◆ Records for the exercise:

══════

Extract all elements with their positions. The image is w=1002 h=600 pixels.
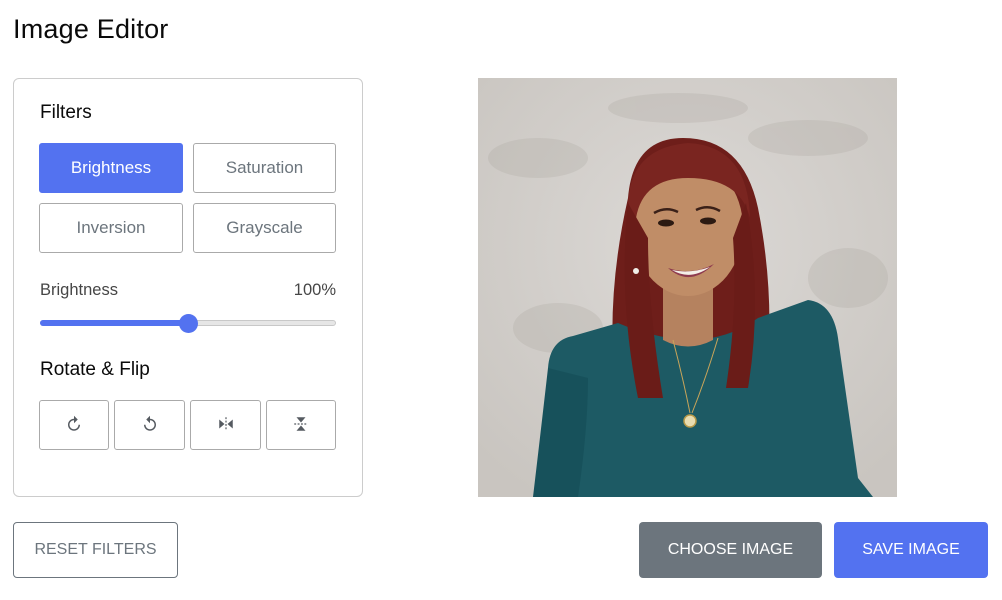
slider-value: 100% [293, 281, 336, 299]
preview-image [478, 78, 897, 497]
save-image-button[interactable]: Save Image [834, 522, 988, 578]
filter-saturation-button[interactable]: Saturation [193, 143, 336, 193]
rotate-left-button[interactable] [39, 400, 109, 450]
filter-slider[interactable] [40, 314, 336, 333]
rotate-flip-title: Rotate & Flip [40, 359, 150, 380]
slider-label: Brightness [40, 281, 118, 299]
rotate-right-icon [141, 415, 159, 436]
reset-filters-button[interactable]: Reset Filters [13, 522, 178, 578]
choose-image-button[interactable]: Choose Image [639, 522, 822, 578]
editor-panel: Filters Brightness Saturation Inversion … [13, 78, 363, 497]
slider-thumb[interactable] [179, 314, 198, 333]
filters-title: Filters [40, 102, 92, 123]
flip-vertical-icon [292, 415, 310, 436]
flip-horizontal-icon [217, 415, 235, 436]
slider-fill [40, 320, 188, 326]
rotate-left-icon [65, 415, 83, 436]
flip-vertical-button[interactable] [266, 400, 336, 450]
filter-grayscale-button[interactable]: Grayscale [193, 203, 336, 253]
filter-inversion-button[interactable]: Inversion [39, 203, 183, 253]
rotate-right-button[interactable] [114, 400, 185, 450]
flip-horizontal-button[interactable] [190, 400, 261, 450]
page-title: Image Editor [13, 14, 169, 44]
filter-brightness-button[interactable]: Brightness [39, 143, 183, 193]
image-preview [478, 78, 897, 497]
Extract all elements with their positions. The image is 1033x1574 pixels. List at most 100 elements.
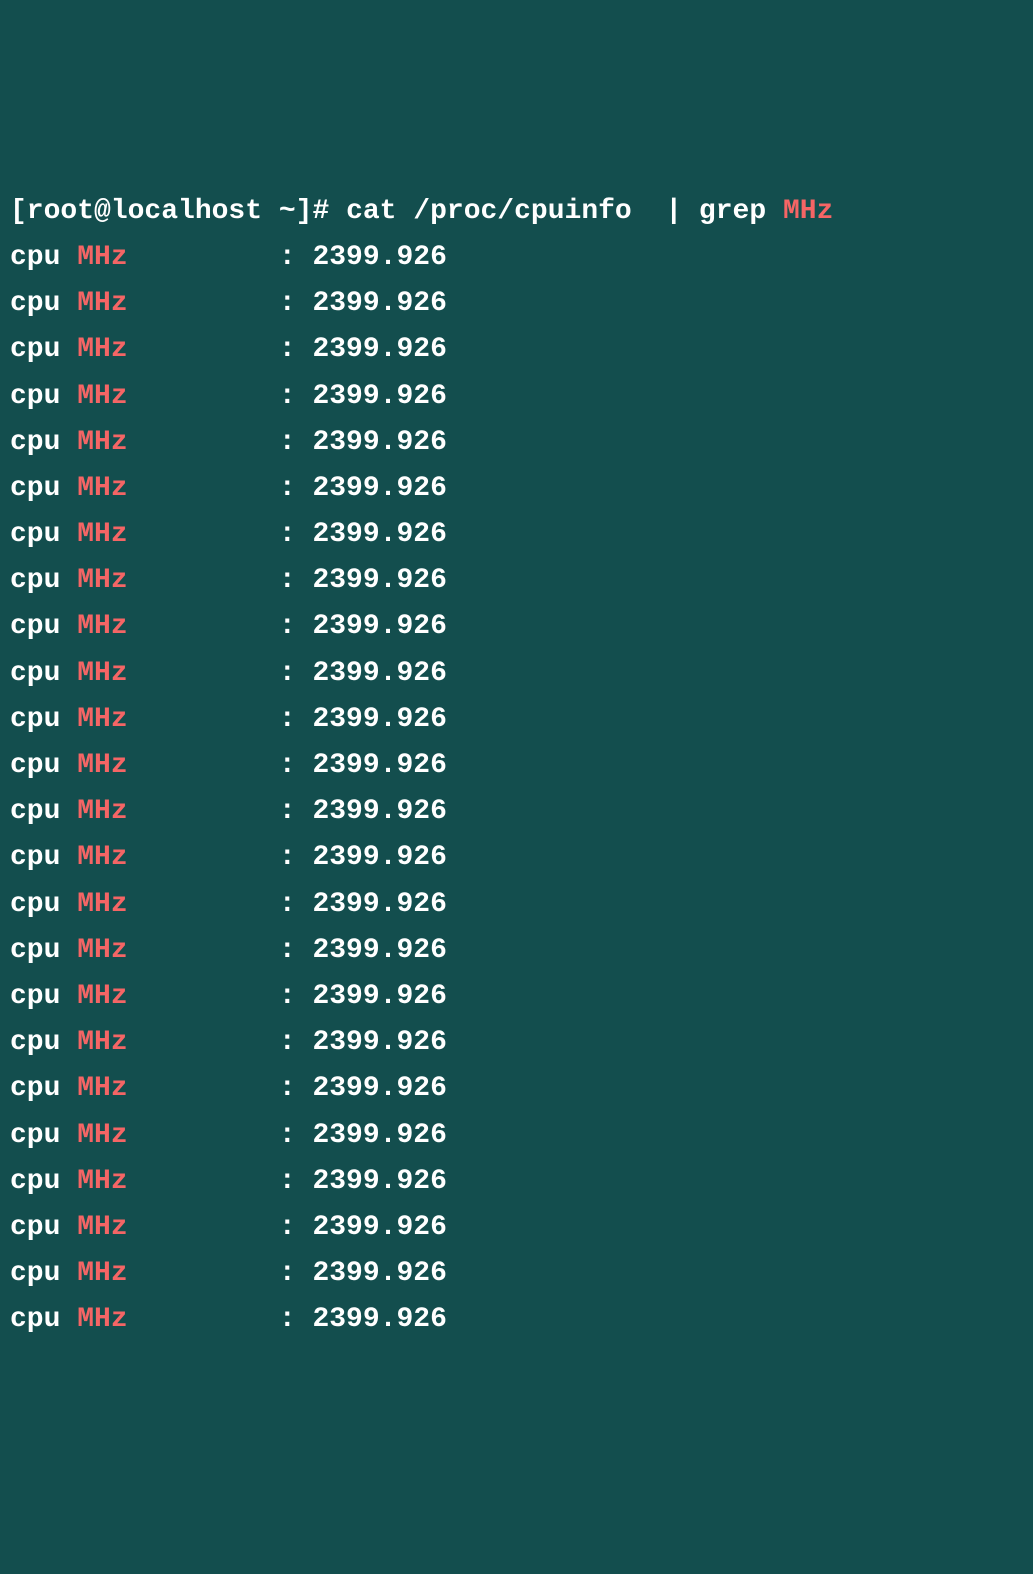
field-separator: : — [128, 1120, 313, 1151]
output-row: cpu MHz : 2399.926 — [10, 374, 1023, 420]
field-value: 2399.926 — [312, 981, 446, 1012]
field-prefix: cpu — [10, 565, 77, 596]
field-prefix: cpu — [10, 1120, 77, 1151]
field-prefix: cpu — [10, 334, 77, 365]
field-separator: : — [128, 519, 313, 550]
grep-search-term: MHz — [783, 196, 833, 227]
field-prefix: cpu — [10, 750, 77, 781]
field-separator: : — [128, 473, 313, 504]
field-separator: : — [128, 565, 313, 596]
output-row: cpu MHz : 2399.926 — [10, 974, 1023, 1020]
field-value: 2399.926 — [312, 519, 446, 550]
field-separator: : — [128, 750, 313, 781]
grep-match: MHz — [77, 981, 127, 1012]
grep-match: MHz — [77, 1212, 127, 1243]
output-row: cpu MHz : 2399.926 — [10, 1113, 1023, 1159]
field-value: 2399.926 — [312, 565, 446, 596]
field-prefix: cpu — [10, 519, 77, 550]
field-separator: : — [128, 381, 313, 412]
field-prefix: cpu — [10, 242, 77, 273]
field-separator: : — [128, 334, 313, 365]
field-separator: : — [128, 1073, 313, 1104]
field-prefix: cpu — [10, 658, 77, 689]
field-prefix: cpu — [10, 1258, 77, 1289]
field-prefix: cpu — [10, 1304, 77, 1335]
field-separator: : — [128, 935, 313, 966]
grep-match: MHz — [77, 1166, 127, 1197]
grep-match: MHz — [77, 242, 127, 273]
field-value: 2399.926 — [312, 334, 446, 365]
output-row: cpu MHz : 2399.926 — [10, 789, 1023, 835]
grep-match: MHz — [77, 842, 127, 873]
grep-match: MHz — [77, 935, 127, 966]
shell-prompt-line[interactable]: [root@localhost ~]# cat /proc/cpuinfo | … — [10, 189, 1023, 235]
field-value: 2399.926 — [312, 1166, 446, 1197]
field-prefix: cpu — [10, 473, 77, 504]
output-row: cpu MHz : 2399.926 — [10, 651, 1023, 697]
field-separator: : — [128, 427, 313, 458]
grep-match: MHz — [77, 334, 127, 365]
grep-match: MHz — [77, 611, 127, 642]
field-value: 2399.926 — [312, 381, 446, 412]
field-separator: : — [128, 242, 313, 273]
field-value: 2399.926 — [312, 842, 446, 873]
field-value: 2399.926 — [312, 1304, 446, 1335]
command-output: cpu MHz : 2399.926cpu MHz : 2399.926cpu … — [10, 235, 1023, 1344]
field-value: 2399.926 — [312, 288, 446, 319]
field-value: 2399.926 — [312, 750, 446, 781]
output-row: cpu MHz : 2399.926 — [10, 466, 1023, 512]
field-prefix: cpu — [10, 842, 77, 873]
field-prefix: cpu — [10, 288, 77, 319]
field-separator: : — [128, 1212, 313, 1243]
field-prefix: cpu — [10, 935, 77, 966]
field-separator: : — [128, 1304, 313, 1335]
output-row: cpu MHz : 2399.926 — [10, 558, 1023, 604]
field-separator: : — [128, 288, 313, 319]
grep-match: MHz — [77, 381, 127, 412]
field-prefix: cpu — [10, 427, 77, 458]
grep-match: MHz — [77, 750, 127, 781]
grep-match: MHz — [77, 658, 127, 689]
field-prefix: cpu — [10, 611, 77, 642]
field-value: 2399.926 — [312, 1212, 446, 1243]
field-prefix: cpu — [10, 1166, 77, 1197]
grep-match: MHz — [77, 796, 127, 827]
field-value: 2399.926 — [312, 427, 446, 458]
field-separator: : — [128, 1166, 313, 1197]
grep-match: MHz — [77, 565, 127, 596]
field-value: 2399.926 — [312, 473, 446, 504]
field-value: 2399.926 — [312, 1120, 446, 1151]
output-row: cpu MHz : 2399.926 — [10, 1020, 1023, 1066]
shell-prompt-userhost: [root@localhost ~]# — [10, 196, 329, 227]
field-separator: : — [128, 611, 313, 642]
field-prefix: cpu — [10, 981, 77, 1012]
field-separator: : — [128, 889, 313, 920]
output-row: cpu MHz : 2399.926 — [10, 281, 1023, 327]
grep-match: MHz — [77, 889, 127, 920]
field-separator: : — [128, 842, 313, 873]
field-separator: : — [128, 1027, 313, 1058]
field-value: 2399.926 — [312, 1258, 446, 1289]
field-value: 2399.926 — [312, 1027, 446, 1058]
grep-match: MHz — [77, 1258, 127, 1289]
output-row: cpu MHz : 2399.926 — [10, 1251, 1023, 1297]
output-row: cpu MHz : 2399.926 — [10, 512, 1023, 558]
field-value: 2399.926 — [312, 1073, 446, 1104]
field-prefix: cpu — [10, 381, 77, 412]
grep-match: MHz — [77, 1120, 127, 1151]
field-prefix: cpu — [10, 1073, 77, 1104]
field-value: 2399.926 — [312, 611, 446, 642]
output-row: cpu MHz : 2399.926 — [10, 1205, 1023, 1251]
field-value: 2399.926 — [312, 889, 446, 920]
grep-match: MHz — [77, 1027, 127, 1058]
field-value: 2399.926 — [312, 935, 446, 966]
output-row: cpu MHz : 2399.926 — [10, 1159, 1023, 1205]
output-row: cpu MHz : 2399.926 — [10, 327, 1023, 373]
output-row: cpu MHz : 2399.926 — [10, 604, 1023, 650]
grep-match: MHz — [77, 427, 127, 458]
grep-match: MHz — [77, 704, 127, 735]
output-row: cpu MHz : 2399.926 — [10, 1297, 1023, 1343]
field-value: 2399.926 — [312, 796, 446, 827]
field-value: 2399.926 — [312, 658, 446, 689]
field-separator: : — [128, 658, 313, 689]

══════

◆ Exercise:
Copy all of the lines above word for word, leaving out the pictures.

◆ Result of the exercise:
Extract all elements with their positions. The image is w=1002 h=600 pixels.
slider-value: 100% [293, 281, 336, 299]
preview-image [478, 78, 897, 497]
save-image-button[interactable]: Save Image [834, 522, 988, 578]
filter-saturation-button[interactable]: Saturation [193, 143, 336, 193]
rotate-left-button[interactable] [39, 400, 109, 450]
filter-slider[interactable] [40, 314, 336, 333]
rotate-flip-title: Rotate & Flip [40, 359, 150, 380]
slider-label: Brightness [40, 281, 118, 299]
rotate-right-icon [141, 415, 159, 436]
reset-filters-button[interactable]: Reset Filters [13, 522, 178, 578]
choose-image-button[interactable]: Choose Image [639, 522, 822, 578]
editor-panel: Filters Brightness Saturation Inversion … [13, 78, 363, 497]
slider-thumb[interactable] [179, 314, 198, 333]
filters-title: Filters [40, 102, 92, 123]
flip-vertical-icon [292, 415, 310, 436]
flip-horizontal-icon [217, 415, 235, 436]
slider-fill [40, 320, 188, 326]
rotate-left-icon [65, 415, 83, 436]
flip-vertical-button[interactable] [266, 400, 336, 450]
filter-grayscale-button[interactable]: Grayscale [193, 203, 336, 253]
filter-inversion-button[interactable]: Inversion [39, 203, 183, 253]
rotate-right-button[interactable] [114, 400, 185, 450]
flip-horizontal-button[interactable] [190, 400, 261, 450]
page-title: Image Editor [13, 14, 169, 44]
filter-brightness-button[interactable]: Brightness [39, 143, 183, 193]
image-preview [478, 78, 897, 497]
Extract all elements with their positions. The image is 1033x1574 pixels. List at most 100 elements.
field-separator: : — [128, 1120, 313, 1151]
output-row: cpu MHz : 2399.926 — [10, 374, 1023, 420]
field-value: 2399.926 — [312, 981, 446, 1012]
field-prefix: cpu — [10, 565, 77, 596]
field-prefix: cpu — [10, 1120, 77, 1151]
field-prefix: cpu — [10, 334, 77, 365]
field-separator: : — [128, 519, 313, 550]
grep-search-term: MHz — [783, 196, 833, 227]
field-prefix: cpu — [10, 750, 77, 781]
field-separator: : — [128, 473, 313, 504]
field-separator: : — [128, 565, 313, 596]
output-row: cpu MHz : 2399.926 — [10, 974, 1023, 1020]
field-value: 2399.926 — [312, 519, 446, 550]
field-separator: : — [128, 750, 313, 781]
grep-match: MHz — [77, 981, 127, 1012]
grep-match: MHz — [77, 1212, 127, 1243]
output-row: cpu MHz : 2399.926 — [10, 1113, 1023, 1159]
field-value: 2399.926 — [312, 565, 446, 596]
field-prefix: cpu — [10, 519, 77, 550]
field-separator: : — [128, 381, 313, 412]
field-prefix: cpu — [10, 242, 77, 273]
field-separator: : — [128, 334, 313, 365]
field-separator: : — [128, 1073, 313, 1104]
field-prefix: cpu — [10, 658, 77, 689]
field-prefix: cpu — [10, 1258, 77, 1289]
field-prefix: cpu — [10, 1304, 77, 1335]
field-separator: : — [128, 935, 313, 966]
grep-match: MHz — [77, 1166, 127, 1197]
grep-match: MHz — [77, 242, 127, 273]
field-value: 2399.926 — [312, 334, 446, 365]
output-row: cpu MHz : 2399.926 — [10, 789, 1023, 835]
grep-match: MHz — [77, 842, 127, 873]
grep-match: MHz — [77, 935, 127, 966]
shell-prompt-line[interactable]: [root@localhost ~]# cat /proc/cpuinfo | … — [10, 189, 1023, 235]
field-value: 2399.926 — [312, 1166, 446, 1197]
field-prefix: cpu — [10, 473, 77, 504]
output-row: cpu MHz : 2399.926 — [10, 651, 1023, 697]
field-separator: : — [128, 427, 313, 458]
grep-match: MHz — [77, 334, 127, 365]
grep-match: MHz — [77, 611, 127, 642]
field-value: 2399.926 — [312, 381, 446, 412]
field-separator: : — [128, 242, 313, 273]
field-value: 2399.926 — [312, 842, 446, 873]
field-value: 2399.926 — [312, 1304, 446, 1335]
command-output: cpu MHz : 2399.926cpu MHz : 2399.926cpu … — [10, 235, 1023, 1344]
field-value: 2399.926 — [312, 288, 446, 319]
field-value: 2399.926 — [312, 750, 446, 781]
output-row: cpu MHz : 2399.926 — [10, 466, 1023, 512]
field-prefix: cpu — [10, 842, 77, 873]
field-prefix: cpu — [10, 288, 77, 319]
field-separator: : — [128, 1212, 313, 1243]
field-prefix: cpu — [10, 935, 77, 966]
field-separator: : — [128, 1304, 313, 1335]
output-row: cpu MHz : 2399.926 — [10, 558, 1023, 604]
field-separator: : — [128, 288, 313, 319]
grep-match: MHz — [77, 381, 127, 412]
field-prefix: cpu — [10, 427, 77, 458]
grep-match: MHz — [77, 750, 127, 781]
grep-match: MHz — [77, 658, 127, 689]
field-prefix: cpu — [10, 611, 77, 642]
field-value: 2399.926 — [312, 1212, 446, 1243]
field-prefix: cpu — [10, 1166, 77, 1197]
grep-match: MHz — [77, 796, 127, 827]
field-value: 2399.926 — [312, 427, 446, 458]
field-separator: : — [128, 1166, 313, 1197]
grep-match: MHz — [77, 565, 127, 596]
field-value: 2399.926 — [312, 473, 446, 504]
field-value: 2399.926 — [312, 1120, 446, 1151]
output-row: cpu MHz : 2399.926 — [10, 1020, 1023, 1066]
shell-prompt-userhost: [root@localhost ~]# — [10, 196, 329, 227]
field-separator: : — [128, 611, 313, 642]
field-prefix: cpu — [10, 981, 77, 1012]
field-separator: : — [128, 889, 313, 920]
output-row: cpu MHz : 2399.926 — [10, 281, 1023, 327]
grep-match: MHz — [77, 889, 127, 920]
field-separator: : — [128, 842, 313, 873]
field-separator: : — [128, 1027, 313, 1058]
field-value: 2399.926 — [312, 1258, 446, 1289]
field-value: 2399.926 — [312, 1027, 446, 1058]
grep-match: MHz — [77, 1258, 127, 1289]
output-row: cpu MHz : 2399.926 — [10, 1251, 1023, 1297]
output-row: cpu MHz : 2399.926 — [10, 512, 1023, 558]
field-value: 2399.926 — [312, 1073, 446, 1104]
field-prefix: cpu — [10, 381, 77, 412]
grep-match: MHz — [77, 1120, 127, 1151]
field-prefix: cpu — [10, 1073, 77, 1104]
field-value: 2399.926 — [312, 611, 446, 642]
output-row: cpu MHz : 2399.926 — [10, 1205, 1023, 1251]
field-value: 2399.926 — [312, 889, 446, 920]
grep-match: MHz — [77, 1027, 127, 1058]
field-value: 2399.926 — [312, 935, 446, 966]
output-row: cpu MHz : 2399.926 — [10, 1159, 1023, 1205]
output-row: cpu MHz : 2399.926 — [10, 327, 1023, 373]
output-row: cpu MHz : 2399.926 — [10, 604, 1023, 650]
grep-match: MHz — [77, 427, 127, 458]
grep-match: MHz — [77, 704, 127, 735]
output-row: cpu MHz : 2399.926 — [10, 1297, 1023, 1343]
field-value: 2399.926 — [312, 796, 446, 827]
field-value: 2399.926 — [312, 658, 446, 689]
field-separator: : — [128, 658, 313, 689]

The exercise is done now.